::: SUPPLIED TEXT

Debate over NBC’s “The Baby Borrowers” Rages On
A new NBC reality show is proving to be as controversial as its British counterpart, with criticism from psychologists, child developmentalists, and related organizations pouring in long before the first episode aired two weeks ago.
The main premise of “The Baby Borrowers”, which airs Wednesdays at 8:00 PM, is simple: showing inexperienced teenagers the realities of raising children through, well, reality. NBC’s website for the “intriguing new social experiment” describes the process like this:
“The Baby Borrowers”…[is] based on the hit British program that asks five diverse teenage couples — ages 18-20 — to fast-track to adulthood by setting up a home, getting a job and becoming caring parents first to babies, toddlers, pre-teens and their pets, teenagers and senior citizens — all over the course of three weeks.
As the social experiment begins, the five young volunteer couples are asked to literally grow up overnight when they are each given a home in a quiet cul-de-sac outside Boise, Idaho and attend pre-natal classes as each “mother” wears a simulated “empathy” belly to prepare them for the arrival of their “baby.”
When a real baby (all aged six-11 months old) appears at their door — courtesy of five pairs of real volunteer parents (some of whom were teen parents themselves) who entrust their infants to one of the couples — the nervous, fumbling teens are in for three long, arduous days that make chilling out a distant memory. They must stick to rigid routines, handle the feeding chores, diaper duty and crying jags that might be shared by baby and teens — all the while under 24-hour supervision by nannies and the real parents who are stationed next door, watching via monitor, and able to step in at any time. Plus, one teen from each of the couples must start a job, ranging from working in a local vet’s office to a lumberyard, leaving the other alone as caregiver for the day.
Multiple advocacy groups, such as The Natural Child Project, Zero to Three, and the American Academy of Child and Adolescent Psychiatry, have issued statements calling for the removal of the show (follow the previous links to read them), on the grounds that separating babies and toddlers from their parents for three days is too traumatic and could damage healthy parent-child attachment. Furthermore, opponents of the show argue, parents who “loan” their children to “The Baby Borrowers” are not acting responsibly because they have no way of knowing whether their child’s teenage “parents” will be competent caregivers or not. (The “hit British program” was criticized for the same reasons, by the way.)

::::::

**GOAL A:** Retype the lines of the records from the line containing "26, 72, 49]" up to and including the line containing "staticText: Works with".
The article on "The Baby Borrowers" and the records are separate, unrelated material.

::: THE RECORDS

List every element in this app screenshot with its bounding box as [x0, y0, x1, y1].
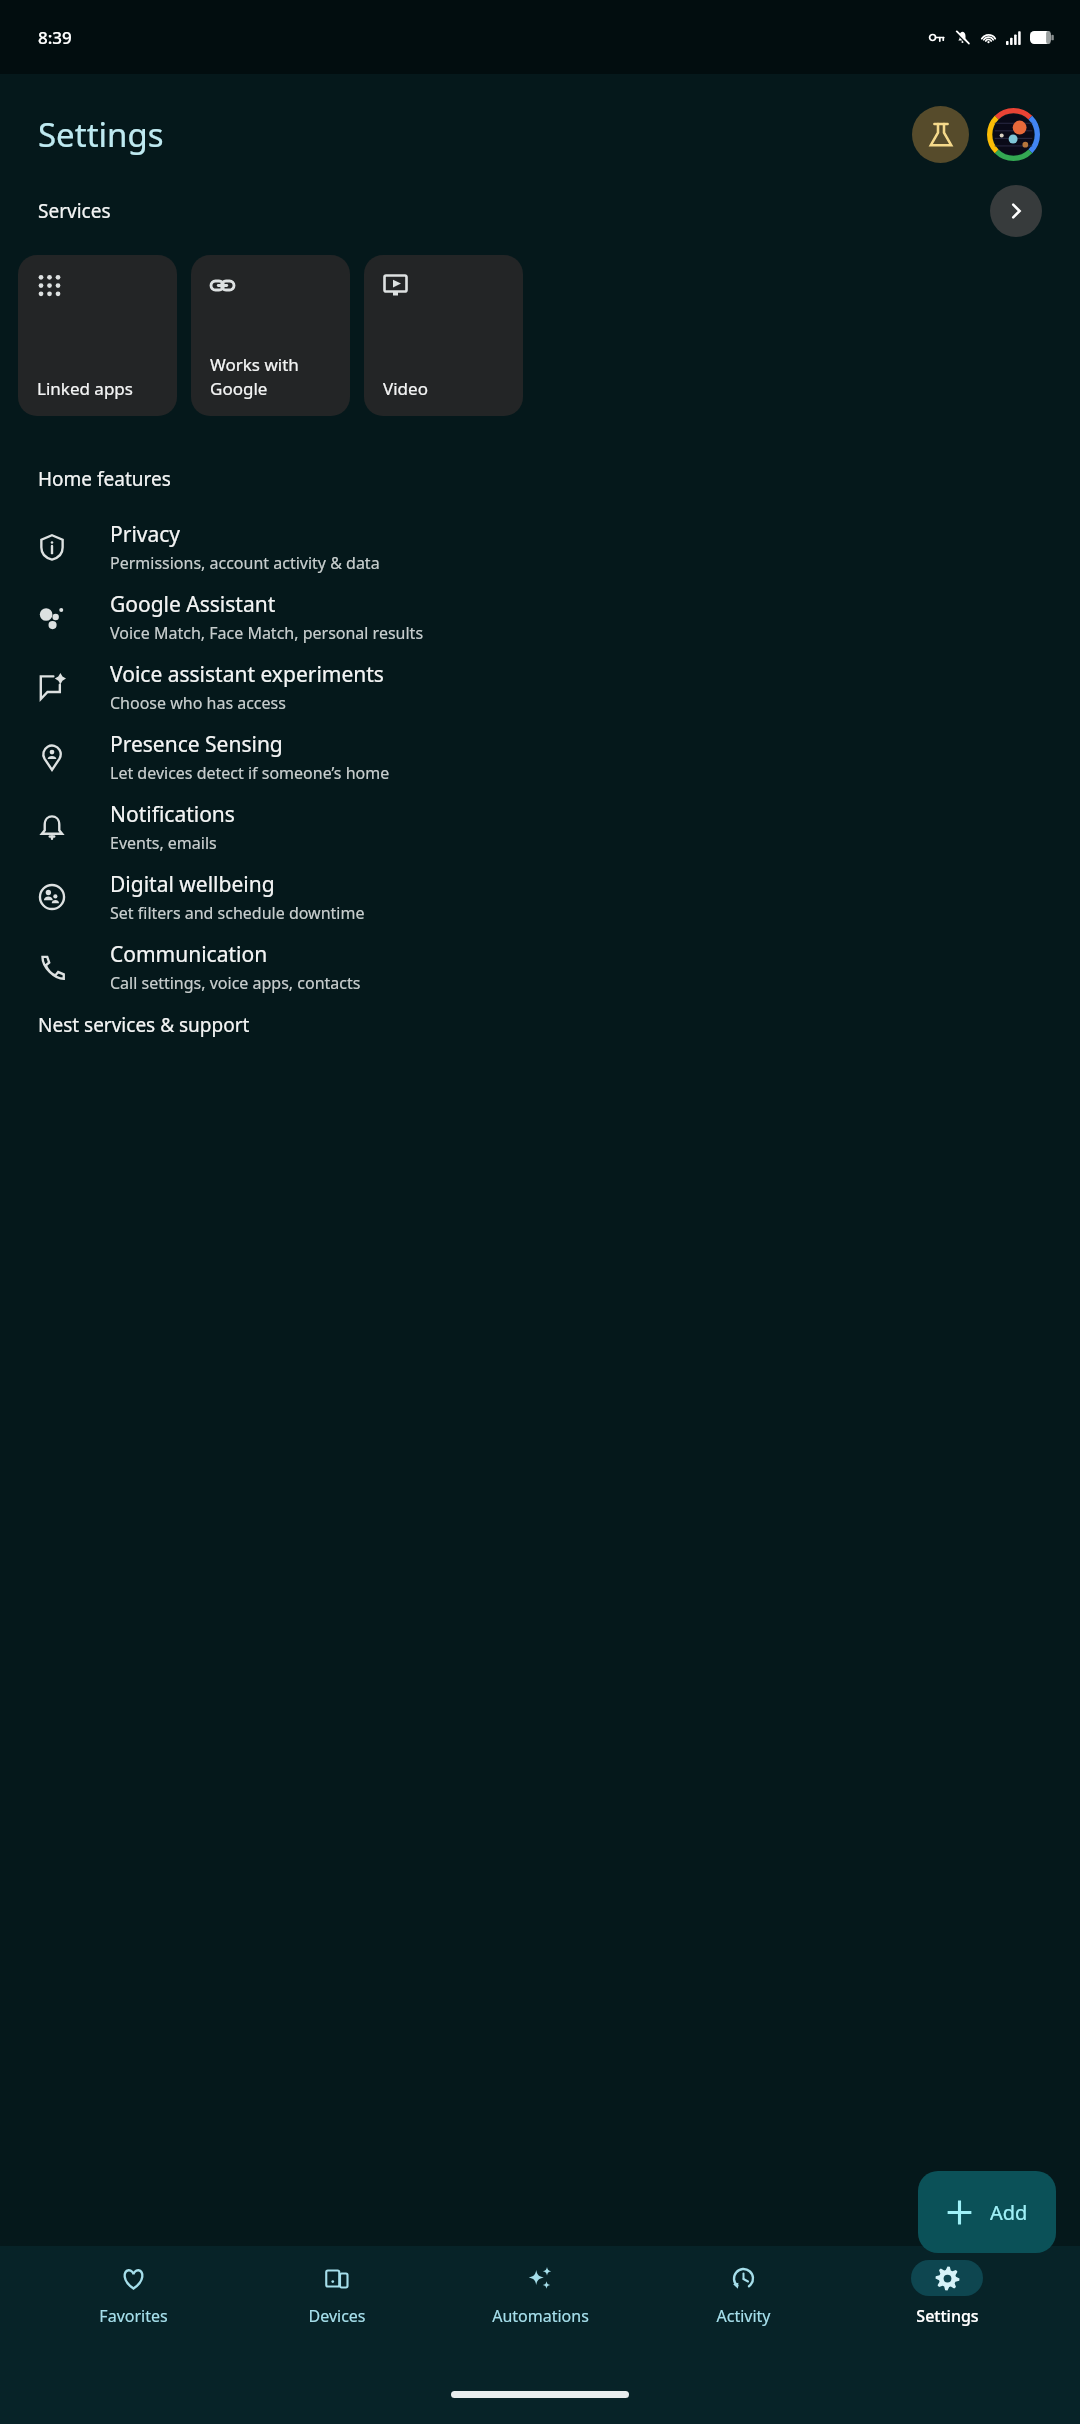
staticText: 8:39	[38, 26, 72, 49]
staticText: Choose who has access	[110, 692, 286, 714]
staticText: Add	[990, 2199, 1028, 2226]
button[interactable]: Add	[918, 2171, 1056, 2253]
button[interactable]: Account	[985, 106, 1042, 163]
staticText: Voice assistant experiments	[110, 660, 384, 689]
staticText: Voice Match, Face Match, personal result…	[110, 622, 424, 644]
button[interactable]: Settings	[877, 2260, 1017, 2327]
button[interactable]: Video	[364, 255, 523, 416]
staticText: Works with Google	[210, 353, 299, 400]
staticText: Linked apps	[37, 377, 133, 400]
button[interactable]: All services	[990, 185, 1042, 237]
button[interactable]: Presence Sensing	[0, 722, 1080, 792]
button[interactable]: Privacy	[0, 512, 1080, 582]
staticText: Communication	[110, 940, 268, 969]
button[interactable]: Activity	[673, 2260, 813, 2327]
button[interactable]: Works with Google	[191, 255, 350, 416]
button[interactable]: Digital wellbeing	[0, 862, 1080, 932]
staticText: Video	[383, 377, 428, 400]
staticText: Set filters and schedule downtime	[110, 902, 365, 924]
staticText: Devices	[308, 2305, 366, 2327]
button[interactable]: Communication	[0, 932, 1080, 1002]
staticText: Home features	[38, 466, 171, 492]
staticText: Permissions, account activity & data	[110, 552, 380, 574]
staticText: Let devices detect if someone’s home	[110, 762, 390, 784]
button[interactable]: Automations	[470, 2260, 610, 2327]
staticText: Settings	[38, 112, 164, 157]
button[interactable]: Experiments	[912, 106, 969, 163]
button[interactable]: Devices	[267, 2260, 407, 2327]
staticText: Services	[38, 198, 111, 224]
button[interactable]: Linked apps	[18, 255, 177, 416]
staticText: Notifications	[110, 800, 235, 829]
staticText: Call settings, voice apps, contacts	[110, 972, 361, 994]
staticText: Nest services & support	[38, 1012, 250, 1038]
staticText: Privacy	[110, 520, 181, 549]
staticText: Settings	[916, 2305, 979, 2327]
staticText: Favorites	[99, 2305, 168, 2327]
staticText: Presence Sensing	[110, 730, 283, 759]
button[interactable]: Favorites	[63, 2260, 203, 2327]
button[interactable]: Google Assistant	[0, 582, 1080, 652]
staticText: Digital wellbeing	[110, 870, 275, 899]
button[interactable]: Notifications	[0, 792, 1080, 862]
button[interactable]: Voice assistant experiments	[0, 652, 1080, 722]
staticText: Automations	[492, 2305, 589, 2327]
staticText: Activity	[716, 2305, 771, 2327]
staticText: Google Assistant	[110, 590, 276, 619]
staticText: Events, emails	[110, 832, 217, 854]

::::::

**GOAL B:** Name every advocacy group that the article on "The Baby Borrowers" mentions by name.

**SOLUTION A:**
staticText: 8:39	[38, 26, 72, 49]
staticText: Choose who has access	[110, 692, 286, 714]
staticText: Add	[990, 2199, 1028, 2226]
button[interactable]: Add	[918, 2171, 1056, 2253]
button[interactable]: Account	[985, 106, 1042, 163]
staticText: Voice assistant experiments	[110, 660, 384, 689]
staticText: Voice Match, Face Match, personal result…	[110, 622, 424, 644]
button[interactable]: Settings	[877, 2260, 1017, 2327]
button[interactable]: Video	[364, 255, 523, 416]
staticText: Works with Google	[210, 353, 299, 400]

**SOLUTION B:**
- The Natural Child Project
- Zero to Three
- the American Academy of Child and Adolescent Psychiatry